◆ Material:
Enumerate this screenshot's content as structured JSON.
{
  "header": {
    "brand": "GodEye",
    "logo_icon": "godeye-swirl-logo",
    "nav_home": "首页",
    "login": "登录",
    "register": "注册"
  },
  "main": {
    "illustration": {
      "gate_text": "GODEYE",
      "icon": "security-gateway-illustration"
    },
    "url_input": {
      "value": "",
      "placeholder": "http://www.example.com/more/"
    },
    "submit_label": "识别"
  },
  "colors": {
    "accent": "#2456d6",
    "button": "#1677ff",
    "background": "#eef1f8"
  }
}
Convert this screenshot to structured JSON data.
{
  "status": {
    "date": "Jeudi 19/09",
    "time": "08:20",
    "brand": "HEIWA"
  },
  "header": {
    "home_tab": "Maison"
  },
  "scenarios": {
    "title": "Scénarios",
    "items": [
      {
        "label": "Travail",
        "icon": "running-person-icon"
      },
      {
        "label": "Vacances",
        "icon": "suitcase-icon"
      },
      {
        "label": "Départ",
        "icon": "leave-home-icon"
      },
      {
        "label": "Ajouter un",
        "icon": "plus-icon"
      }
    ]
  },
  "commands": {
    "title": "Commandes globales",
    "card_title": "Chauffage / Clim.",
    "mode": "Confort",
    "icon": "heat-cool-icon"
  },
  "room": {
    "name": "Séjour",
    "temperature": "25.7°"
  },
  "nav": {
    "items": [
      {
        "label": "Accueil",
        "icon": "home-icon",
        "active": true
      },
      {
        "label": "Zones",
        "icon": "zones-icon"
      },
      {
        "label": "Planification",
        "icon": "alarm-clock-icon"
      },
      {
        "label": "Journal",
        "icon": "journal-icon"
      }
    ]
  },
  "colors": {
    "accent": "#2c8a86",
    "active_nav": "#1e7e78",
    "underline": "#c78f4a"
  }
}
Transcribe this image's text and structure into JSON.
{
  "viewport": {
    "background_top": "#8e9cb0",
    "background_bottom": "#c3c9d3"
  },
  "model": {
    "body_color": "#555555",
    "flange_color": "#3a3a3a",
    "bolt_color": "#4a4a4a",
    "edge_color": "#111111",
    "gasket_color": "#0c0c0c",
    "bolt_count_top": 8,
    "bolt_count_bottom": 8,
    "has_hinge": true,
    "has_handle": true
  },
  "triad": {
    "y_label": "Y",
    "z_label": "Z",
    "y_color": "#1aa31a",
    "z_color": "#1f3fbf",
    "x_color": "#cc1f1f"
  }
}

◆ Work required: Reproduce the entries above in full by retyping them exactly.

◆ Result of the exercise:
Enumerate this screenshot's content as structured JSON.
{
  "header": {
    "brand": "GodEye",
    "logo_icon": "godeye-swirl-logo",
    "nav_home": "首页",
    "login": "登录",
    "register": "注册"
  },
  "main": {
    "illustration": {
      "gate_text": "GODEYE",
      "icon": "security-gateway-illustration"
    },
    "url_input": {
      "value": "",
      "placeholder": "http://www.example.com/more/"
    },
    "submit_label": "识别"
  },
  "colors": {
    "accent": "#2456d6",
    "button": "#1677ff",
    "background": "#eef1f8"
  }
}
Convert this screenshot to structured JSON data.
{
  "status": {
    "date": "Jeudi 19/09",
    "time": "08:20",
    "brand": "HEIWA"
  },
  "header": {
    "home_tab": "Maison"
  },
  "scenarios": {
    "title": "Scénarios",
    "items": [
      {
        "label": "Travail",
        "icon": "running-person-icon"
      },
      {
        "label": "Vacances",
        "icon": "suitcase-icon"
      },
      {
        "label": "Départ",
        "icon": "leave-home-icon"
      },
      {
        "label": "Ajouter un",
        "icon": "plus-icon"
      }
    ]
  },
  "commands": {
    "title": "Commandes globales",
    "card_title": "Chauffage / Clim.",
    "mode": "Confort",
    "icon": "heat-cool-icon"
  },
  "room": {
    "name": "Séjour",
    "temperature": "25.7°"
  },
  "nav": {
    "items": [
      {
        "label": "Accueil",
        "icon": "home-icon",
        "active": true
      },
      {
        "label": "Zones",
        "icon": "zones-icon"
      },
      {
        "label": "Planification",
        "icon": "alarm-clock-icon"
      },
      {
        "label": "Journal",
        "icon": "journal-icon"
      }
    ]
  },
  "colors": {
    "accent": "#2c8a86",
    "active_nav": "#1e7e78",
    "underline": "#c78f4a"
  }
}
Transcribe this image's text and structure into JSON.
{
  "viewport": {
    "background_top": "#8e9cb0",
    "background_bottom": "#c3c9d3"
  },
  "model": {
    "body_color": "#555555",
    "flange_color": "#3a3a3a",
    "bolt_color": "#4a4a4a",
    "edge_color": "#111111",
    "gasket_color": "#0c0c0c",
    "bolt_count_top": 8,
    "bolt_count_bottom": 8,
    "has_hinge": true,
    "has_handle": true
  },
  "triad": {
    "y_label": "Y",
    "z_label": "Z",
    "y_color": "#1aa31a",
    "z_color": "#1f3fbf",
    "x_color": "#cc1f1f"
  }
}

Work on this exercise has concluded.